What is being asked :: Pull every line with the word "bring" out of the entries below.

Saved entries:
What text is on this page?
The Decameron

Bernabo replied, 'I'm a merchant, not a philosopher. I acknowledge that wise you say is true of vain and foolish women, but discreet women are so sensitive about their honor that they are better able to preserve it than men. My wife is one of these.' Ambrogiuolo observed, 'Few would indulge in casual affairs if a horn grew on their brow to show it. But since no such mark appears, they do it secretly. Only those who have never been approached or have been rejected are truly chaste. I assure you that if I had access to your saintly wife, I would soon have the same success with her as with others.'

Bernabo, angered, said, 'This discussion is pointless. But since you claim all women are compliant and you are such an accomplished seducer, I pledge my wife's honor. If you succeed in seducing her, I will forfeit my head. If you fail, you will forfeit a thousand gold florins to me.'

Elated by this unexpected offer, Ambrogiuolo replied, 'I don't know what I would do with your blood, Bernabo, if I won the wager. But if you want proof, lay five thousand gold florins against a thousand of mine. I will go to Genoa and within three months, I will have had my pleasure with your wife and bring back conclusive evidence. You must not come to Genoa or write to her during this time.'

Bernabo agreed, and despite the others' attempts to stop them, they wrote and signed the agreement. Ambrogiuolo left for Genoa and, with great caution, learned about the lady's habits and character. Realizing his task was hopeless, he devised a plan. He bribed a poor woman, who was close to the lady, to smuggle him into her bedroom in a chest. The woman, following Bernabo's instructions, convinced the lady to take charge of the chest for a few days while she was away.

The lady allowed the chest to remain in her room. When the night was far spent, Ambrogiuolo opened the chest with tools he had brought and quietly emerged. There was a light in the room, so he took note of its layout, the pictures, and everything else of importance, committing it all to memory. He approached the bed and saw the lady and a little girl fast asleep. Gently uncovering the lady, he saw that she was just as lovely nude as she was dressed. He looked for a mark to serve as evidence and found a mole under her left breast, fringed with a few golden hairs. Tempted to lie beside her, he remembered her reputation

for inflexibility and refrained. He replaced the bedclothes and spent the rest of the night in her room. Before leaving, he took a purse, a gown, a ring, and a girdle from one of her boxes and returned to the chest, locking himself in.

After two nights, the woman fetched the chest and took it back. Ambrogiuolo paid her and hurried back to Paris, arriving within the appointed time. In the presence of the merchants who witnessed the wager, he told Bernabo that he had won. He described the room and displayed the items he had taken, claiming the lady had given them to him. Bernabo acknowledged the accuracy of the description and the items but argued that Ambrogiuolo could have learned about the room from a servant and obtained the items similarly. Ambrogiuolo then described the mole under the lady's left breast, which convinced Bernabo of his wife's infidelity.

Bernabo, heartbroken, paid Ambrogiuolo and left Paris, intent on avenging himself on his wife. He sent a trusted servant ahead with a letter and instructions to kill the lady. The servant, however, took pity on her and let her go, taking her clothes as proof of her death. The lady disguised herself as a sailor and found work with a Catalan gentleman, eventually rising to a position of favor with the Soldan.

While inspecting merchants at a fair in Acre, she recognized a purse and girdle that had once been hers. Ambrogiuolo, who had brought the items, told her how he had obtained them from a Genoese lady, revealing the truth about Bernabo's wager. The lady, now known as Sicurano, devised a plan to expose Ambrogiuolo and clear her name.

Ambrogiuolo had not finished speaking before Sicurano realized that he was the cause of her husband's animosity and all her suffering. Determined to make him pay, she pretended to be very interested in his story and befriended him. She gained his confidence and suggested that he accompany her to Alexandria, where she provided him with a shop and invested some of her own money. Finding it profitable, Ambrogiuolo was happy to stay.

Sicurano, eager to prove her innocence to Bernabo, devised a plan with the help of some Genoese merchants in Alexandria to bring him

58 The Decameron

Worked solution ::
Elated by this unexpected offer, Ambrogiuolo replied, 'I don't know what I would do with your blood, Bernabo, if I won the wager. But if you want proof, lay five thousand gold florins against a thousand of mine. I will go to Genoa and within three months, I will have had my pleasure with your wife and bring back conclusive evidence. You must not come to Genoa or write to her during this time.'
Sicurano, eager to prove her innocence to Bernabo, devised a plan with the help of some Genoese merchants in Alexandria to bring him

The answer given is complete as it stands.